··· Data shown ···
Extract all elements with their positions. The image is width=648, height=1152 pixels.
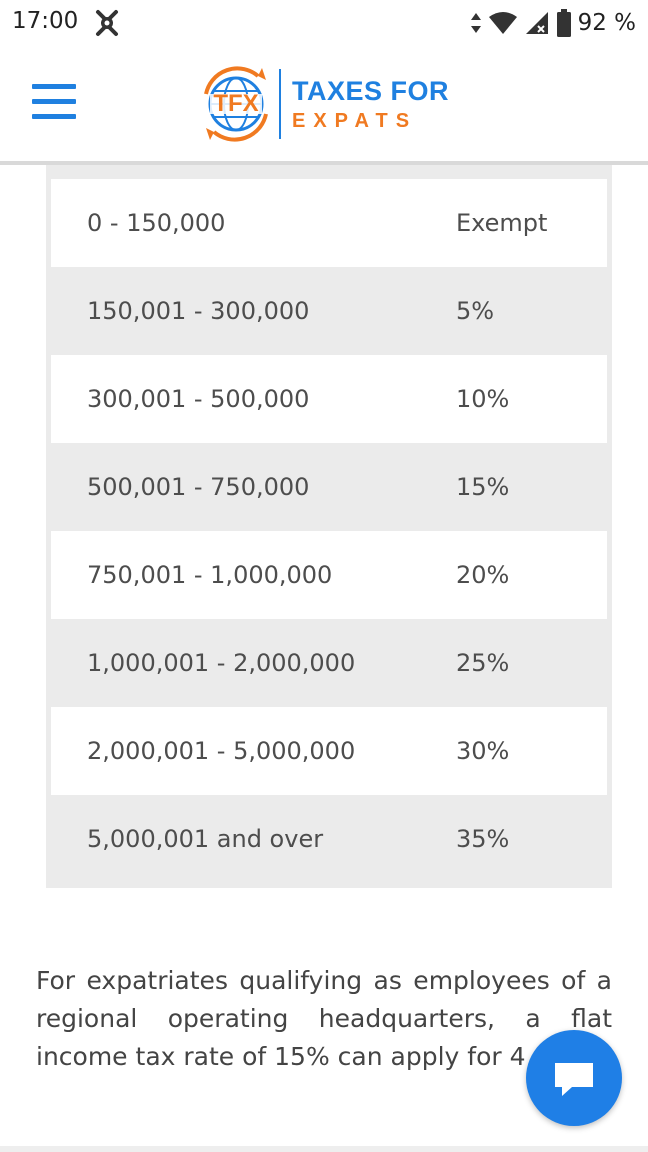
table-row: 2,000,001 - 5,000,000 30% [51, 707, 607, 795]
income-band: 500,001 - 750,000 [87, 473, 310, 501]
logo-divider [279, 69, 281, 139]
logo-emblem-text: TFX [213, 90, 259, 117]
table-row: 5,000,001 and over 35% [51, 795, 607, 883]
table-row: 0 - 150,000 Exempt [51, 179, 607, 267]
tax-rate-table: 0 - 150,000 Exempt 150,001 - 300,000 5% … [46, 165, 612, 888]
tax-rate: 5% [456, 297, 495, 325]
battery-percent: 92 % [577, 10, 636, 36]
status-bar: 17:00 92 % [0, 0, 648, 46]
site-header: TFX TAXES FOR EXPATS [0, 46, 648, 162]
tax-rate: 30% [456, 737, 510, 765]
body-paragraph: For expatriates qualifying as employees … [36, 966, 612, 1071]
logo-line2: EXPATS [292, 110, 418, 132]
tax-rate: 15% [456, 473, 510, 501]
tax-rate: 20% [456, 561, 510, 589]
income-band: 1,000,001 - 2,000,000 [87, 649, 356, 677]
income-band: 2,000,001 - 5,000,000 [87, 737, 356, 765]
income-band: 0 - 150,000 [87, 209, 226, 237]
status-time: 17:00 [12, 8, 79, 34]
income-band: 750,001 - 1,000,000 [87, 561, 333, 589]
tax-rate: Exempt [456, 209, 548, 237]
site-logo[interactable]: TFX TAXES FOR EXPATS [196, 64, 456, 144]
hamburger-menu-icon[interactable] [32, 84, 76, 120]
status-icons: 92 % [470, 8, 636, 38]
battery-icon [556, 9, 571, 37]
header-divider [0, 161, 648, 165]
table-row: 1,000,001 - 2,000,000 25% [51, 619, 607, 707]
table-row: 150,001 - 300,000 5% [51, 267, 607, 355]
globe-logo-icon [204, 66, 268, 142]
tax-rate: 25% [456, 649, 510, 677]
bottom-edge [0, 1146, 648, 1152]
chat-button[interactable] [526, 1030, 622, 1126]
table-row: 750,001 - 1,000,000 20% [51, 531, 607, 619]
wifi-icon [488, 12, 517, 34]
chat-bubble-icon [555, 1063, 593, 1096]
logo-line1: TAXES FOR [292, 76, 450, 106]
notification-app-icon [96, 10, 118, 36]
signal-icon [525, 12, 548, 34]
income-band: 150,001 - 300,000 [87, 297, 310, 325]
tax-rate: 35% [456, 825, 510, 853]
table-row: 500,001 - 750,000 15% [51, 443, 607, 531]
data-arrows-icon [470, 13, 481, 33]
table-row: 300,001 - 500,000 10% [51, 355, 607, 443]
tax-rate: 10% [456, 385, 510, 413]
income-band: 300,001 - 500,000 [87, 385, 310, 413]
income-band: 5,000,001 and over [87, 825, 324, 853]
···
## Goal
Lay out the lines from the one containing "table-row: 2,000,001 - 5,000,000" through the one containing "battery-percent: 92 % [577, 10, 636, 36]", both included, as a JSON list of strings with one string per line and no blank lines.

## Written answer
[
  "table-row: 2,000,001 - 5,000,000 30% [51, 707, 607, 795]",
  "income-band: 500,001 - 750,000 [87, 473, 310, 501]",
  "logo-divider [279, 69, 281, 139]",
  "logo-emblem-text: TFX [213, 90, 259, 117]",
  "table-row: 5,000,001 and over 35% [51, 795, 607, 883]",
  "table-row: 0 - 150,000 Exempt [51, 179, 607, 267]",
  "tax-rate-table: 0 - 150,000 Exempt 150,001 - 300,000 5% … [46, 165, 612, 888]",
  "tax-rate: 5% [456, 297, 495, 325]",
  "battery-percent: 92 % [577, 10, 636, 36]"
]